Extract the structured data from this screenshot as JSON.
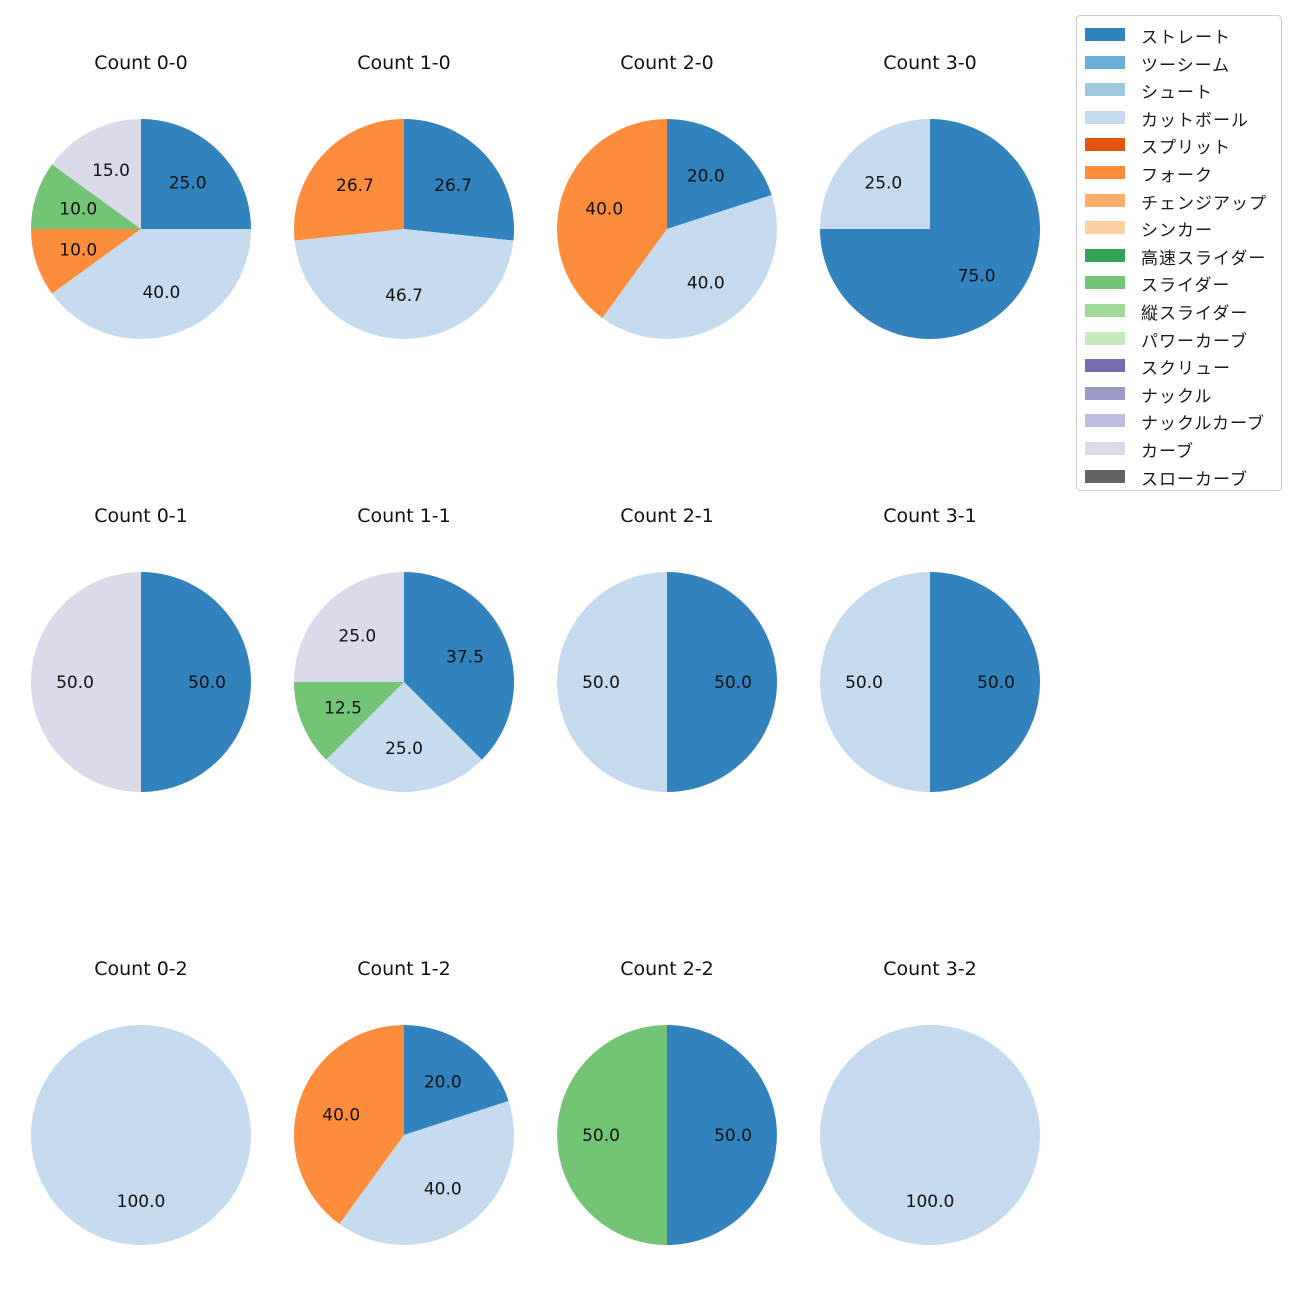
{
  "chart_data": {
    "type": "pie",
    "colors": {
      "ストレート": "#3182bd",
      "ツーシーム": "#6baed6",
      "シュート": "#9ecae1",
      "カットボール": "#c6dbef",
      "スプリット": "#e6550d",
      "フォーク": "#fd8d3c",
      "チェンジアップ": "#fdae6b",
      "シンカー": "#fdd0a2",
      "高速スライダー": "#31a354",
      "スライダー": "#74c476",
      "縦スライダー": "#a1d99b",
      "パワーカーブ": "#c7e9c0",
      "スクリュー": "#756bb1",
      "ナックル": "#9e9ac8",
      "ナックルカーブ": "#bcbddc",
      "カーブ": "#dadaeb",
      "スローカーブ": "#636363"
    },
    "legend": [
      "ストレート",
      "ツーシーム",
      "シュート",
      "カットボール",
      "スプリット",
      "フォーク",
      "チェンジアップ",
      "シンカー",
      "高速スライダー",
      "スライダー",
      "縦スライダー",
      "パワーカーブ",
      "スクリュー",
      "ナックル",
      "ナックルカーブ",
      "カーブ",
      "スローカーブ"
    ],
    "legend_position": "top-right",
    "pies": [
      {
        "title": "Count 0-0",
        "slices": [
          {
            "label": "ストレート",
            "value": 25.0,
            "text": "25.0"
          },
          {
            "label": "カットボール",
            "value": 40.0,
            "text": "40.0"
          },
          {
            "label": "フォーク",
            "value": 10.0,
            "text": "10.0"
          },
          {
            "label": "スライダー",
            "value": 10.0,
            "text": "10.0"
          },
          {
            "label": "カーブ",
            "value": 15.0,
            "text": "15.0"
          }
        ]
      },
      {
        "title": "Count 1-0",
        "slices": [
          {
            "label": "ストレート",
            "value": 26.7,
            "text": "26.7"
          },
          {
            "label": "カットボール",
            "value": 46.7,
            "text": "46.7"
          },
          {
            "label": "フォーク",
            "value": 26.7,
            "text": "26.7"
          }
        ]
      },
      {
        "title": "Count 2-0",
        "slices": [
          {
            "label": "ストレート",
            "value": 20.0,
            "text": "20.0"
          },
          {
            "label": "カットボール",
            "value": 40.0,
            "text": "40.0"
          },
          {
            "label": "フォーク",
            "value": 40.0,
            "text": "40.0"
          }
        ]
      },
      {
        "title": "Count 3-0",
        "slices": [
          {
            "label": "ストレート",
            "value": 75.0,
            "text": "75.0"
          },
          {
            "label": "カットボール",
            "value": 25.0,
            "text": "25.0"
          }
        ]
      },
      {
        "title": "Count 0-1",
        "slices": [
          {
            "label": "ストレート",
            "value": 50.0,
            "text": "50.0"
          },
          {
            "label": "カーブ",
            "value": 50.0,
            "text": "50.0"
          }
        ]
      },
      {
        "title": "Count 1-1",
        "slices": [
          {
            "label": "ストレート",
            "value": 37.5,
            "text": "37.5"
          },
          {
            "label": "カットボール",
            "value": 25.0,
            "text": "25.0"
          },
          {
            "label": "スライダー",
            "value": 12.5,
            "text": "12.5"
          },
          {
            "label": "カーブ",
            "value": 25.0,
            "text": "25.0"
          }
        ]
      },
      {
        "title": "Count 2-1",
        "slices": [
          {
            "label": "ストレート",
            "value": 50.0,
            "text": "50.0"
          },
          {
            "label": "カットボール",
            "value": 50.0,
            "text": "50.0"
          }
        ]
      },
      {
        "title": "Count 3-1",
        "slices": [
          {
            "label": "ストレート",
            "value": 50.0,
            "text": "50.0"
          },
          {
            "label": "カットボール",
            "value": 50.0,
            "text": "50.0"
          }
        ]
      },
      {
        "title": "Count 0-2",
        "slices": [
          {
            "label": "カットボール",
            "value": 100.0,
            "text": "100.0"
          }
        ]
      },
      {
        "title": "Count 1-2",
        "slices": [
          {
            "label": "ストレート",
            "value": 20.0,
            "text": "20.0"
          },
          {
            "label": "カットボール",
            "value": 40.0,
            "text": "40.0"
          },
          {
            "label": "フォーク",
            "value": 40.0,
            "text": "40.0"
          }
        ]
      },
      {
        "title": "Count 2-2",
        "slices": [
          {
            "label": "ストレート",
            "value": 50.0,
            "text": "50.0"
          },
          {
            "label": "スライダー",
            "value": 50.0,
            "text": "50.0"
          }
        ]
      },
      {
        "title": "Count 3-2",
        "slices": [
          {
            "label": "カットボール",
            "value": 100.0,
            "text": "100.0"
          }
        ]
      }
    ]
  }
}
====
> _BRIEF_: Can you repeat every record above exactly, apart from the pictures?

> _OUTPUT OF THE TASK_:
Extract the structured data from this screenshot as JSON.
{
  "chart_data": {
    "type": "pie",
    "colors": {
      "ストレート": "#3182bd",
      "ツーシーム": "#6baed6",
      "シュート": "#9ecae1",
      "カットボール": "#c6dbef",
      "スプリット": "#e6550d",
      "フォーク": "#fd8d3c",
      "チェンジアップ": "#fdae6b",
      "シンカー": "#fdd0a2",
      "高速スライダー": "#31a354",
      "スライダー": "#74c476",
      "縦スライダー": "#a1d99b",
      "パワーカーブ": "#c7e9c0",
      "スクリュー": "#756bb1",
      "ナックル": "#9e9ac8",
      "ナックルカーブ": "#bcbddc",
      "カーブ": "#dadaeb",
      "スローカーブ": "#636363"
    },
    "legend": [
      "ストレート",
      "ツーシーム",
      "シュート",
      "カットボール",
      "スプリット",
      "フォーク",
      "チェンジアップ",
      "シンカー",
      "高速スライダー",
      "スライダー",
      "縦スライダー",
      "パワーカーブ",
      "スクリュー",
      "ナックル",
      "ナックルカーブ",
      "カーブ",
      "スローカーブ"
    ],
    "legend_position": "top-right",
    "pies": [
      {
        "title": "Count 0-0",
        "slices": [
          {
            "label": "ストレート",
            "value": 25.0,
            "text": "25.0"
          },
          {
            "label": "カットボール",
            "value": 40.0,
            "text": "40.0"
          },
          {
            "label": "フォーク",
            "value": 10.0,
            "text": "10.0"
          },
          {
            "label": "スライダー",
            "value": 10.0,
            "text": "10.0"
          },
          {
            "label": "カーブ",
            "value": 15.0,
            "text": "15.0"
          }
        ]
      },
      {
        "title": "Count 1-0",
        "slices": [
          {
            "label": "ストレート",
            "value": 26.7,
            "text": "26.7"
          },
          {
            "label": "カットボール",
            "value": 46.7,
            "text": "46.7"
          },
          {
            "label": "フォーク",
            "value": 26.7,
            "text": "26.7"
          }
        ]
      },
      {
        "title": "Count 2-0",
        "slices": [
          {
            "label": "ストレート",
            "value": 20.0,
            "text": "20.0"
          },
          {
            "label": "カットボール",
            "value": 40.0,
            "text": "40.0"
          },
          {
            "label": "フォーク",
            "value": 40.0,
            "text": "40.0"
          }
        ]
      },
      {
        "title": "Count 3-0",
        "slices": [
          {
            "label": "ストレート",
            "value": 75.0,
            "text": "75.0"
          },
          {
            "label": "カットボール",
            "value": 25.0,
            "text": "25.0"
          }
        ]
      },
      {
        "title": "Count 0-1",
        "slices": [
          {
            "label": "ストレート",
            "value": 50.0,
            "text": "50.0"
          },
          {
            "label": "カーブ",
            "value": 50.0,
            "text": "50.0"
          }
        ]
      },
      {
        "title": "Count 1-1",
        "slices": [
          {
            "label": "ストレート",
            "value": 37.5,
            "text": "37.5"
          },
          {
            "label": "カットボール",
            "value": 25.0,
            "text": "25.0"
          },
          {
            "label": "スライダー",
            "value": 12.5,
            "text": "12.5"
          },
          {
            "label": "カーブ",
            "value": 25.0,
            "text": "25.0"
          }
        ]
      },
      {
        "title": "Count 2-1",
        "slices": [
          {
            "label": "ストレート",
            "value": 50.0,
            "text": "50.0"
          },
          {
            "label": "カットボール",
            "value": 50.0,
            "text": "50.0"
          }
        ]
      },
      {
        "title": "Count 3-1",
        "slices": [
          {
            "label": "ストレート",
            "value": 50.0,
            "text": "50.0"
          },
          {
            "label": "カットボール",
            "value": 50.0,
            "text": "50.0"
          }
        ]
      },
      {
        "title": "Count 0-2",
        "slices": [
          {
            "label": "カットボール",
            "value": 100.0,
            "text": "100.0"
          }
        ]
      },
      {
        "title": "Count 1-2",
        "slices": [
          {
            "label": "ストレート",
            "value": 20.0,
            "text": "20.0"
          },
          {
            "label": "カットボール",
            "value": 40.0,
            "text": "40.0"
          },
          {
            "label": "フォーク",
            "value": 40.0,
            "text": "40.0"
          }
        ]
      },
      {
        "title": "Count 2-2",
        "slices": [
          {
            "label": "ストレート",
            "value": 50.0,
            "text": "50.0"
          },
          {
            "label": "スライダー",
            "value": 50.0,
            "text": "50.0"
          }
        ]
      },
      {
        "title": "Count 3-2",
        "slices": [
          {
            "label": "カットボール",
            "value": 100.0,
            "text": "100.0"
          }
        ]
      }
    ]
  }
}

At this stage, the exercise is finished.